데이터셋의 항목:
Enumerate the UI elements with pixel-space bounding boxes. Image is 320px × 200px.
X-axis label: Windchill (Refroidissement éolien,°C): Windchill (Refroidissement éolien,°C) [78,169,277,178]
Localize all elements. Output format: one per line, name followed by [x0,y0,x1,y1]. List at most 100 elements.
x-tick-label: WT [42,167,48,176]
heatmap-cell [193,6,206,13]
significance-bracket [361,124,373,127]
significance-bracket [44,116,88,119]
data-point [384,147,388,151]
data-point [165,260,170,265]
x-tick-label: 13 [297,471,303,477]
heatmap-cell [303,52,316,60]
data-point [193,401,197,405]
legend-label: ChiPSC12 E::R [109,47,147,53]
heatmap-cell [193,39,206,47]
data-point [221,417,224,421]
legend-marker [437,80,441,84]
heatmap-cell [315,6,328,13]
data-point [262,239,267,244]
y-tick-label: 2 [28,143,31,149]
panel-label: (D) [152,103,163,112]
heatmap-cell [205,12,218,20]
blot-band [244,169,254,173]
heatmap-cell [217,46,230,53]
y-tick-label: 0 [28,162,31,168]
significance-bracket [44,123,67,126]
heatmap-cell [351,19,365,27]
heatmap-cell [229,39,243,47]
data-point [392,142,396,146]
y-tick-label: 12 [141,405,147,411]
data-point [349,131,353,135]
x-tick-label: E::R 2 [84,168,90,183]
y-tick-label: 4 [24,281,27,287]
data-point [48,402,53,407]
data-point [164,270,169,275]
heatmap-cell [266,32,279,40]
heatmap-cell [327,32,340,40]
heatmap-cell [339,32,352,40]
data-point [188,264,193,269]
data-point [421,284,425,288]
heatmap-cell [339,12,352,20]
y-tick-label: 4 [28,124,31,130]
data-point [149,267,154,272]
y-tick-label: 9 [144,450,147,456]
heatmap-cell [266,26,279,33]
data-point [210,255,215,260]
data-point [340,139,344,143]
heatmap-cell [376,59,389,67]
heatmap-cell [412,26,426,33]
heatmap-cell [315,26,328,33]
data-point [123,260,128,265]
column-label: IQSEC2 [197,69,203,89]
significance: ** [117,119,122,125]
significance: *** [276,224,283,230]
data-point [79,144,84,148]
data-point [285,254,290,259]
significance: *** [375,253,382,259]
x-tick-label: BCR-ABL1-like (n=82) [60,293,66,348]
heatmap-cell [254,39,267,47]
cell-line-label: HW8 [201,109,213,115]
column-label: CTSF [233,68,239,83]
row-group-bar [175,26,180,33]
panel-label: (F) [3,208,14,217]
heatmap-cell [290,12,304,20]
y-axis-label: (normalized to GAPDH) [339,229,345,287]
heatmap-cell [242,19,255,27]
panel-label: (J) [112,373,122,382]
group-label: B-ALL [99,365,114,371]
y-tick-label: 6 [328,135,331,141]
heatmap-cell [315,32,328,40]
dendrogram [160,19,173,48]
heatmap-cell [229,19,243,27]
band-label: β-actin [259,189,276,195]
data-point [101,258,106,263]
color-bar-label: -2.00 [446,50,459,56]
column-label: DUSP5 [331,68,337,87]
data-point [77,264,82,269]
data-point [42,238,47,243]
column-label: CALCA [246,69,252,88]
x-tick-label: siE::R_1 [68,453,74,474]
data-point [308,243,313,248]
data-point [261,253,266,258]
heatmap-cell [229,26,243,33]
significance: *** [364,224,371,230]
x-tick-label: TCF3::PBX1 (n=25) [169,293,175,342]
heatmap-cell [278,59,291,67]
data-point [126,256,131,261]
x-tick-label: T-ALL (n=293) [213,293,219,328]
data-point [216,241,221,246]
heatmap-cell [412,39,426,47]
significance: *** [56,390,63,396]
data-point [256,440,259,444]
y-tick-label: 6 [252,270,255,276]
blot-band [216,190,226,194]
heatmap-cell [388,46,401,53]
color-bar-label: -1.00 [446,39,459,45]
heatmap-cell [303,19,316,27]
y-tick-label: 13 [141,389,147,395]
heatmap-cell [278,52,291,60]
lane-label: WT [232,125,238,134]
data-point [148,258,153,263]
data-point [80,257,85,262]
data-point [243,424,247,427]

■ **연습 목표**
기록의 맨 처음 줄부터 "x-tick-label: WT [42,167,48,176]"가 들어 있는 줄까지, 그 줄도 포함해서 한 글자도 바꾸지 말고 그대로 옮겨 주세요.

■ **정답**
Enumerate the UI elements with pixel-space bounding boxes. Image is 320px × 200px.
X-axis label: Windchill (Refroidissement éolien,°C): Windchill (Refroidissement éolien,°C) [78,169,277,178]
Localize all elements. Output format: one per line, name followed by [x0,y0,x1,y1]. List at most 100 elements.
x-tick-label: WT [42,167,48,176]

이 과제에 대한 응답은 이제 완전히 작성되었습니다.